# DATA TO USE
####

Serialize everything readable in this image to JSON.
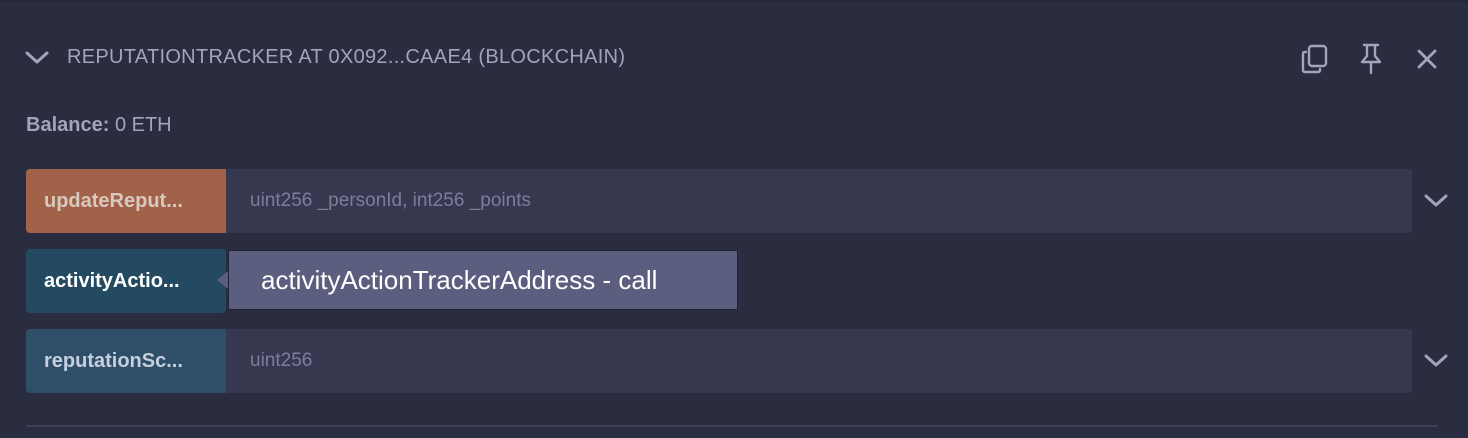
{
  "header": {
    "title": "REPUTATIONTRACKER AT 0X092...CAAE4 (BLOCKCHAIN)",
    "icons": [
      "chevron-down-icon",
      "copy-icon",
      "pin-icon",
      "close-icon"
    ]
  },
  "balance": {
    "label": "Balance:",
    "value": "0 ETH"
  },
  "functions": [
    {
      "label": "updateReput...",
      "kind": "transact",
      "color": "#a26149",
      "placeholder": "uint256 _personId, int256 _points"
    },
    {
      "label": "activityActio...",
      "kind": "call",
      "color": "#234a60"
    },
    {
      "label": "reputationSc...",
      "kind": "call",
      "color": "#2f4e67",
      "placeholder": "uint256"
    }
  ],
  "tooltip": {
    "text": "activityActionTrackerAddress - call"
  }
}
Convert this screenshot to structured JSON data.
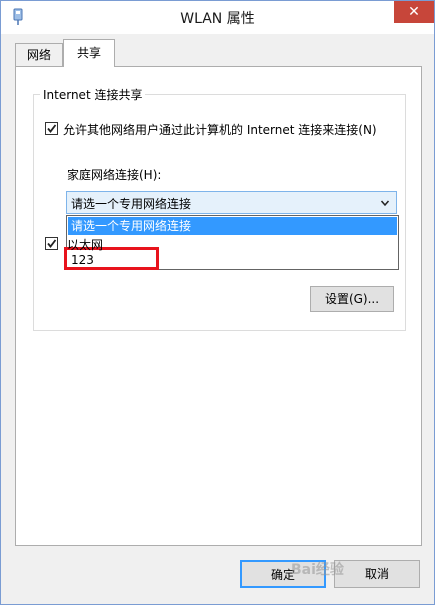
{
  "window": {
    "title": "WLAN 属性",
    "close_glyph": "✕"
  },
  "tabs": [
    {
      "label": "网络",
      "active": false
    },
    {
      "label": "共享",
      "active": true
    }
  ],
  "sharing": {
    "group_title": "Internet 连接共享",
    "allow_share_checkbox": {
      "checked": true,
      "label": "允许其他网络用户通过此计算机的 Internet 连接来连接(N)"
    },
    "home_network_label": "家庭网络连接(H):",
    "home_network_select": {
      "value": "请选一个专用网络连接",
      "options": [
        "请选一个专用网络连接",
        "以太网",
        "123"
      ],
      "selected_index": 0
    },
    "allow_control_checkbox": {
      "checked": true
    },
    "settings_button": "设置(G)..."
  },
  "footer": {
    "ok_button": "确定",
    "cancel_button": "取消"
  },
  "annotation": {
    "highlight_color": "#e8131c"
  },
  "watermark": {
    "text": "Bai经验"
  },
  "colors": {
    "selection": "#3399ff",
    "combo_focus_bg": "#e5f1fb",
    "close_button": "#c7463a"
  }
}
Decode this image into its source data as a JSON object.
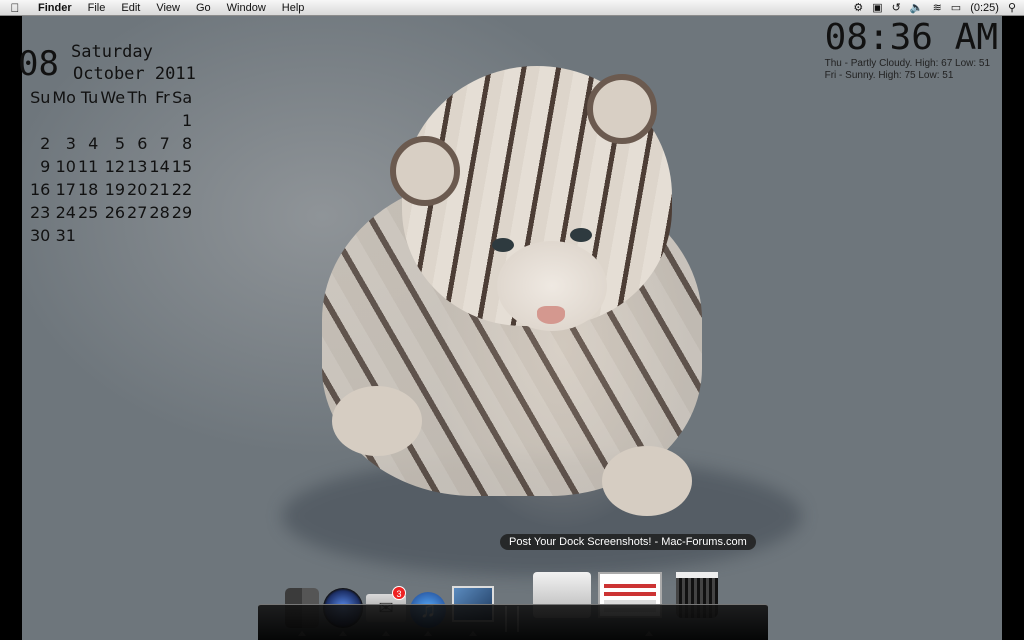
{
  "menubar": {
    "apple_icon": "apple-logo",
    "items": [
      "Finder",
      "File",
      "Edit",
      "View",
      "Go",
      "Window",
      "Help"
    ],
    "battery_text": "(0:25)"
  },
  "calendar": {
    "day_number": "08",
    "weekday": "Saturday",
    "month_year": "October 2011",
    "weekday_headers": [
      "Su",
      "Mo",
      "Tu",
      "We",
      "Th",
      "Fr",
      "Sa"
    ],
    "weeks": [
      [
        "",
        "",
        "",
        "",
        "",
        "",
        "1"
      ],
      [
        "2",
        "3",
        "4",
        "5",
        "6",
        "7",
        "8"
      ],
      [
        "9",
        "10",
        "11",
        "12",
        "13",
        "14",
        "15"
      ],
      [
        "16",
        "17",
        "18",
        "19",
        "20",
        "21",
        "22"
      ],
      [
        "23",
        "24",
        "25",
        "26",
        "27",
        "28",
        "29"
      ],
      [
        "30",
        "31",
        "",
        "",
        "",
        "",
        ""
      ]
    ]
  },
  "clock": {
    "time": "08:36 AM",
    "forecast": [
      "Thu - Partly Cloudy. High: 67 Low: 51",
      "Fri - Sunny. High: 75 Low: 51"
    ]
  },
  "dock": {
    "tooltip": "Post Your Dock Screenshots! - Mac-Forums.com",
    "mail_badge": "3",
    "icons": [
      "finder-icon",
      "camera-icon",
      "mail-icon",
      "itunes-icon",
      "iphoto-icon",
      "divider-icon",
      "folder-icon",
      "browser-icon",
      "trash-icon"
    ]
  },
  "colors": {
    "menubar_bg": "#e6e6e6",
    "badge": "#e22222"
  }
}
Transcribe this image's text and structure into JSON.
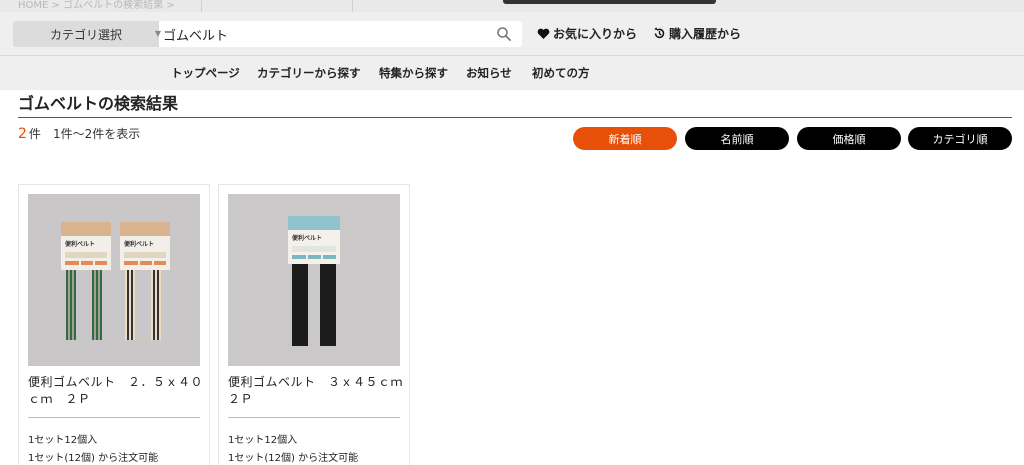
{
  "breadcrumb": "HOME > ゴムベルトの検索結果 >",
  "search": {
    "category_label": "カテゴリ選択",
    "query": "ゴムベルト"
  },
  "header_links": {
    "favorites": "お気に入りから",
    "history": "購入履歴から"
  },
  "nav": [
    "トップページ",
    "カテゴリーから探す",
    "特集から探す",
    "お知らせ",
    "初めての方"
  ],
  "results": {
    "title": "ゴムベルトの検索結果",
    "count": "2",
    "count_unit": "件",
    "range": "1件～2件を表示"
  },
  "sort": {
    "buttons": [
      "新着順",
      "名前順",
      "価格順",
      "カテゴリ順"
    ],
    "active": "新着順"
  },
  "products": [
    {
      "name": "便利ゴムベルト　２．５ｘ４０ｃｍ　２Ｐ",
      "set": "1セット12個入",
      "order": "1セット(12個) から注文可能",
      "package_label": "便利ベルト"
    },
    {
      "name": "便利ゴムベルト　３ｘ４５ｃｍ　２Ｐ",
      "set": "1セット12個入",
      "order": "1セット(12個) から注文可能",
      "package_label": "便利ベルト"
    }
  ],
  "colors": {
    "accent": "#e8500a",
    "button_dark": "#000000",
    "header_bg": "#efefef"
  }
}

####

# TASK TO CARRY OUT
Without the pictures, retype the whole of the material above exactly.

# CORRECT OUTPUT
Serialize everything readable in this image to JSON.
{
  "header": {
    "title": "REPUTATIONTRACKER AT 0X092...CAAE4 (BLOCKCHAIN)",
    "icons": [
      "chevron-down-icon",
      "copy-icon",
      "pin-icon",
      "close-icon"
    ]
  },
  "balance": {
    "label": "Balance:",
    "value": "0 ETH"
  },
  "functions": [
    {
      "label": "updateReput...",
      "kind": "transact",
      "color": "#a26149",
      "placeholder": "uint256 _personId, int256 _points"
    },
    {
      "label": "activityActio...",
      "kind": "call",
      "color": "#234a60"
    },
    {
      "label": "reputationSc...",
      "kind": "call",
      "color": "#2f4e67",
      "placeholder": "uint256"
    }
  ],
  "tooltip": {
    "text": "activityActionTrackerAddress - call"
  }
}
Convert this screenshot to structured JSON data.
{
  "window": {
    "title": "WLAN 属性",
    "close_glyph": "✕"
  },
  "tabs": [
    {
      "label": "网络",
      "active": false
    },
    {
      "label": "共享",
      "active": true
    }
  ],
  "sharing": {
    "group_title": "Internet 连接共享",
    "allow_share_checkbox": {
      "checked": true,
      "label": "允许其他网络用户通过此计算机的 Internet 连接来连接(N)"
    },
    "home_network_label": "家庭网络连接(H):",
    "home_network_select": {
      "value": "请选一个专用网络连接",
      "options": [
        "请选一个专用网络连接",
        "以太网",
        "123"
      ],
      "selected_index": 0
    },
    "allow_control_checkbox": {
      "checked": true
    },
    "settings_button": "设置(G)..."
  },
  "footer": {
    "ok_button": "确定",
    "cancel_button": "取消"
  },
  "annotation": {
    "highlight_color": "#e8131c"
  },
  "watermark": {
    "text": "Bai经验"
  },
  "colors": {
    "selection": "#3399ff",
    "combo_focus_bg": "#e5f1fb",
    "close_button": "#c7463a"
  }
}
Decode this image into its source data as a JSON object.
{
  "menubar": {
    "apple_icon": "apple-logo",
    "items": [
      "Finder",
      "File",
      "Edit",
      "View",
      "Go",
      "Window",
      "Help"
    ],
    "battery_text": "(0:25)"
  },
  "calendar": {
    "day_number": "08",
    "weekday": "Saturday",
    "month_year": "October 2011",
    "weekday_headers": [
      "Su",
      "Mo",
      "Tu",
      "We",
      "Th",
      "Fr",
      "Sa"
    ],
    "weeks": [
      [
        "",
        "",
        "",
        "",
        "",
        "",
        "1"
      ],
      [
        "2",
        "3",
        "4",
        "5",
        "6",
        "7",
        "8"
      ],
      [
        "9",
        "10",
        "11",
        "12",
        "13",
        "14",
        "15"
      ],
      [
        "16",
        "17",
        "18",
        "19",
        "20",
        "21",
        "22"
      ],
      [
        "23",
        "24",
        "25",
        "26",
        "27",
        "28",
        "29"
      ],
      [
        "30",
        "31",
        "",
        "",
        "",
        "",
        ""
      ]
    ]
  },
  "clock": {
    "time": "08:36 AM",
    "forecast": [
      "Thu - Partly Cloudy. High: 67 Low: 51",
      "Fri - Sunny. High: 75 Low: 51"
    ]
  },
  "dock": {
    "tooltip": "Post Your Dock Screenshots! - Mac-Forums.com",
    "mail_badge": "3",
    "icons": [
      "finder-icon",
      "camera-icon",
      "mail-icon",
      "itunes-icon",
      "iphoto-icon",
      "divider-icon",
      "folder-icon",
      "browser-icon",
      "trash-icon"
    ]
  },
  "colors": {
    "menubar_bg": "#e6e6e6",
    "badge": "#e22222"
  }
}
Transcribe this image's text and structure into JSON.
{
  "breadcrumb": "HOME > ゴムベルトの検索結果 >",
  "search": {
    "category_label": "カテゴリ選択",
    "query": "ゴムベルト"
  },
  "header_links": {
    "favorites": "お気に入りから",
    "history": "購入履歴から"
  },
  "nav": [
    "トップページ",
    "カテゴリーから探す",
    "特集から探す",
    "お知らせ",
    "初めての方"
  ],
  "results": {
    "title": "ゴムベルトの検索結果",
    "count": "2",
    "count_unit": "件",
    "range": "1件～2件を表示"
  },
  "sort": {
    "buttons": [
      "新着順",
      "名前順",
      "価格順",
      "カテゴリ順"
    ],
    "active": "新着順"
  },
  "products": [
    {
      "name": "便利ゴムベルト　２．５ｘ４０ｃｍ　２Ｐ",
      "set": "1セット12個入",
      "order": "1セット(12個) から注文可能",
      "package_label": "便利ベルト"
    },
    {
      "name": "便利ゴムベルト　３ｘ４５ｃｍ　２Ｐ",
      "set": "1セット12個入",
      "order": "1セット(12個) から注文可能",
      "package_label": "便利ベルト"
    }
  ],
  "colors": {
    "accent": "#e8500a",
    "button_dark": "#000000",
    "header_bg": "#efefef"
  }
}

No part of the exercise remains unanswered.